-- WHAT YOU WILL DO --
Filter these entries, keeping only lines that hold the word "must".
Begin DATA RECORDS
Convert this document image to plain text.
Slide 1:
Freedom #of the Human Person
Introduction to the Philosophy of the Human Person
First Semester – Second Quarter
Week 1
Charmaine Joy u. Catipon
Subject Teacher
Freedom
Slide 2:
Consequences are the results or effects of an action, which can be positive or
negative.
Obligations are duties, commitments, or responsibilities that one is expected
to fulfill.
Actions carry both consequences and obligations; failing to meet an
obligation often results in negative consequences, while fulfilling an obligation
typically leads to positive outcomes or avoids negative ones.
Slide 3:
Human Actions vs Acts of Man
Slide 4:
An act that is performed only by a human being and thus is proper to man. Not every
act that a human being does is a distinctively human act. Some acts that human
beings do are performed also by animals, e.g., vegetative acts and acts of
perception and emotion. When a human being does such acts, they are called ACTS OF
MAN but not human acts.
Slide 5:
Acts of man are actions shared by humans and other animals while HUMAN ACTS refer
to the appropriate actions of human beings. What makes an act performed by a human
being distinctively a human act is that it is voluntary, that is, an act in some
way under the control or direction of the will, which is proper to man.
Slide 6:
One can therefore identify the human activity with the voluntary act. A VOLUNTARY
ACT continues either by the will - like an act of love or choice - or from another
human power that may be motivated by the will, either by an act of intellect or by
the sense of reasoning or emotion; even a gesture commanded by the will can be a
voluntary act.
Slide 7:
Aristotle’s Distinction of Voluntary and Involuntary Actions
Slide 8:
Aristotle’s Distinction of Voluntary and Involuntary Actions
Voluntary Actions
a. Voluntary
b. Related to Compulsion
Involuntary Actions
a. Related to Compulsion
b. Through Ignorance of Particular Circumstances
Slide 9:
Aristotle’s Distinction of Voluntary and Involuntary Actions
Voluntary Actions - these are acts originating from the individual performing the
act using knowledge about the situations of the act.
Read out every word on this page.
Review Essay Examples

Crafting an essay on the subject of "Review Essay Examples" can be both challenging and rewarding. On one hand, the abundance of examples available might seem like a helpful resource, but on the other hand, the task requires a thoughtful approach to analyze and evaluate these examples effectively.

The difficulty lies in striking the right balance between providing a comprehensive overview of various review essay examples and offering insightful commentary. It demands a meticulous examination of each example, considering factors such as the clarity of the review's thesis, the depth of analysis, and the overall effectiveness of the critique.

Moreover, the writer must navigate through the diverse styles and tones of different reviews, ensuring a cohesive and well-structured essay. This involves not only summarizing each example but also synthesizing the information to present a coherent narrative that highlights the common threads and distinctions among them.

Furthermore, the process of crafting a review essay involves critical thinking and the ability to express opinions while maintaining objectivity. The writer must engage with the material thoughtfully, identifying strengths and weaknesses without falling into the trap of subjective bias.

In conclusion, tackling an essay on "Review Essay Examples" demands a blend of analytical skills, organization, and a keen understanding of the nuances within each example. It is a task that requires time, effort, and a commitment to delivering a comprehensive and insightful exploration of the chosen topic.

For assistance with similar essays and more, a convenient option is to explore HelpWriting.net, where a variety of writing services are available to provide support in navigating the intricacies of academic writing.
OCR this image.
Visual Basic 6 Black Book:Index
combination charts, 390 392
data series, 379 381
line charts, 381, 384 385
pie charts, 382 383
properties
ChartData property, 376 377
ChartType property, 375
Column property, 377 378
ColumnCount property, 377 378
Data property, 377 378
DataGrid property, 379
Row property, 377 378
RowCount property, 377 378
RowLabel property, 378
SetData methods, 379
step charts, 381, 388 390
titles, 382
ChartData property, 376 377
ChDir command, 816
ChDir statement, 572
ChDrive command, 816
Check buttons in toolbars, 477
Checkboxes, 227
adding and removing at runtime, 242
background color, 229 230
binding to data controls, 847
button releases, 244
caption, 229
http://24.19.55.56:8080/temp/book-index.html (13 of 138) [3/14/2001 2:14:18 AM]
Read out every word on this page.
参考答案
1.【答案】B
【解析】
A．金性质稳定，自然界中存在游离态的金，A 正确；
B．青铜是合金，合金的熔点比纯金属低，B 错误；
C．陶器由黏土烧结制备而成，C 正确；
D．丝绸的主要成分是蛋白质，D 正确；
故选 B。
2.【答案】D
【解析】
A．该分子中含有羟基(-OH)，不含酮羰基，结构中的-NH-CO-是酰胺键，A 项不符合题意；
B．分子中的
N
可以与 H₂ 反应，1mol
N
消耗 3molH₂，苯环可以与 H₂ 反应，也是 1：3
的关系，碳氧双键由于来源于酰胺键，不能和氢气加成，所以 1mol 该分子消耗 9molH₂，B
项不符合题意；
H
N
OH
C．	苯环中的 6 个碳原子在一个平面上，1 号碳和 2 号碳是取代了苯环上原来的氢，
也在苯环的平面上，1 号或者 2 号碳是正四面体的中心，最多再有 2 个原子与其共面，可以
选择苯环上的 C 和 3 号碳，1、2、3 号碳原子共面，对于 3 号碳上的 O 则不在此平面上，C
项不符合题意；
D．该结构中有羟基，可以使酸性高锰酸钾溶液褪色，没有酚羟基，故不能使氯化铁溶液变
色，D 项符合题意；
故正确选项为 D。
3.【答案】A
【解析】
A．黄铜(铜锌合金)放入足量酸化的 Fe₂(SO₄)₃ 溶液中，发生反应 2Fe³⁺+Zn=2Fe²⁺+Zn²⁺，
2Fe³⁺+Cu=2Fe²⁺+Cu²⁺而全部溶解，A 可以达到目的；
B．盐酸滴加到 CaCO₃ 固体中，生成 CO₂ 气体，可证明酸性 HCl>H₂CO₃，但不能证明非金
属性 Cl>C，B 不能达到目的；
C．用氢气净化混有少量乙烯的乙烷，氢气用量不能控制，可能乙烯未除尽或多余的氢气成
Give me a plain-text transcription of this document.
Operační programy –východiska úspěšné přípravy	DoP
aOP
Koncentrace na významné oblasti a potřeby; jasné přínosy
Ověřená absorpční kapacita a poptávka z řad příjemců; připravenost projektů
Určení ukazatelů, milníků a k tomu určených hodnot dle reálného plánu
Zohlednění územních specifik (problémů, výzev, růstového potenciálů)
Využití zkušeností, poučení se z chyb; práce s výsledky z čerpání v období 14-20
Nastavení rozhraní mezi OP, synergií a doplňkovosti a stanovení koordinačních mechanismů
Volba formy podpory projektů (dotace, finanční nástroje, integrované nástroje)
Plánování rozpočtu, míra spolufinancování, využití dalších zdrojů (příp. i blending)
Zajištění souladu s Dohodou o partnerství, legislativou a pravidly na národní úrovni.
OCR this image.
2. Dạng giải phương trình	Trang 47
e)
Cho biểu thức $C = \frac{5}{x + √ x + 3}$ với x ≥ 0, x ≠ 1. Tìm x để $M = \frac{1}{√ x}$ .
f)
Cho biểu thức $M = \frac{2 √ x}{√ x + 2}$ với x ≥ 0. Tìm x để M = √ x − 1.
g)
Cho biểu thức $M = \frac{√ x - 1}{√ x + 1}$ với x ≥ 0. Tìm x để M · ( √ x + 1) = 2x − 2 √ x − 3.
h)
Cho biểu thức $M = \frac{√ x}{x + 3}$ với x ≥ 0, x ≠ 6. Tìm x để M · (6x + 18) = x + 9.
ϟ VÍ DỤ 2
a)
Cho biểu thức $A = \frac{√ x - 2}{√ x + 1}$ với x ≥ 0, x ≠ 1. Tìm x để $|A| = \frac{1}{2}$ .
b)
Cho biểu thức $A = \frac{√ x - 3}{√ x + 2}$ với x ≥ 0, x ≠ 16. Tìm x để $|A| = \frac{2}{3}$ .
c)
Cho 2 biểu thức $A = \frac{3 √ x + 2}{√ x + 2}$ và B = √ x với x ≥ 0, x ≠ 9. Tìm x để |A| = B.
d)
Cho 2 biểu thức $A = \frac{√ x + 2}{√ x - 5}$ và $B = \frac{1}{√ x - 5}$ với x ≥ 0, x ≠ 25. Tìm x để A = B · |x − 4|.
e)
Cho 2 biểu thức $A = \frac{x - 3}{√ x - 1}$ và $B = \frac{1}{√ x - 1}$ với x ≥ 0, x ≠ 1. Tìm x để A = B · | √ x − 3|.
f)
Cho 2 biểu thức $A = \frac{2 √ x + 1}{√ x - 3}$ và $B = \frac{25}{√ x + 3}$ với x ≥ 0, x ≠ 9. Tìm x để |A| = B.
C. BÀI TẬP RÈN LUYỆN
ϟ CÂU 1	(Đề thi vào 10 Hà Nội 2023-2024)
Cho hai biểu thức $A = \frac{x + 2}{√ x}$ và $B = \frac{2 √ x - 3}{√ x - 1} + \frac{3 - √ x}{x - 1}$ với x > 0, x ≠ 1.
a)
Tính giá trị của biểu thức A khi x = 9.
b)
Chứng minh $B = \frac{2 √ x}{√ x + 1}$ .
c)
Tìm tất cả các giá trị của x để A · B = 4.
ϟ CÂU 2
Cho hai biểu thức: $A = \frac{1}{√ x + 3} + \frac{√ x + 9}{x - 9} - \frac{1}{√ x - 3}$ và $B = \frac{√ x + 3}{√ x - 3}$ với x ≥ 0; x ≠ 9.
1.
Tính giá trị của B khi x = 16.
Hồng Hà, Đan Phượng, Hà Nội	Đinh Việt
End DATA RECORDS
-- RESULT OF THE EXERCISE --
Moreover, the writer must navigate through the diverse styles and tones of different reviews, ensuring a cohesive and well-structured essay. This involves not only summarizing each example but also synthesizing the information to present a coherent narrative that highlights the common threads and distinctions among them.
Furthermore, the process of crafting a review essay involves critical thinking and the ability to express opinions while maintaining objectivity. The writer must engage with the material thoughtfully, identifying strengths and weaknesses without falling into the trap of subjective bias.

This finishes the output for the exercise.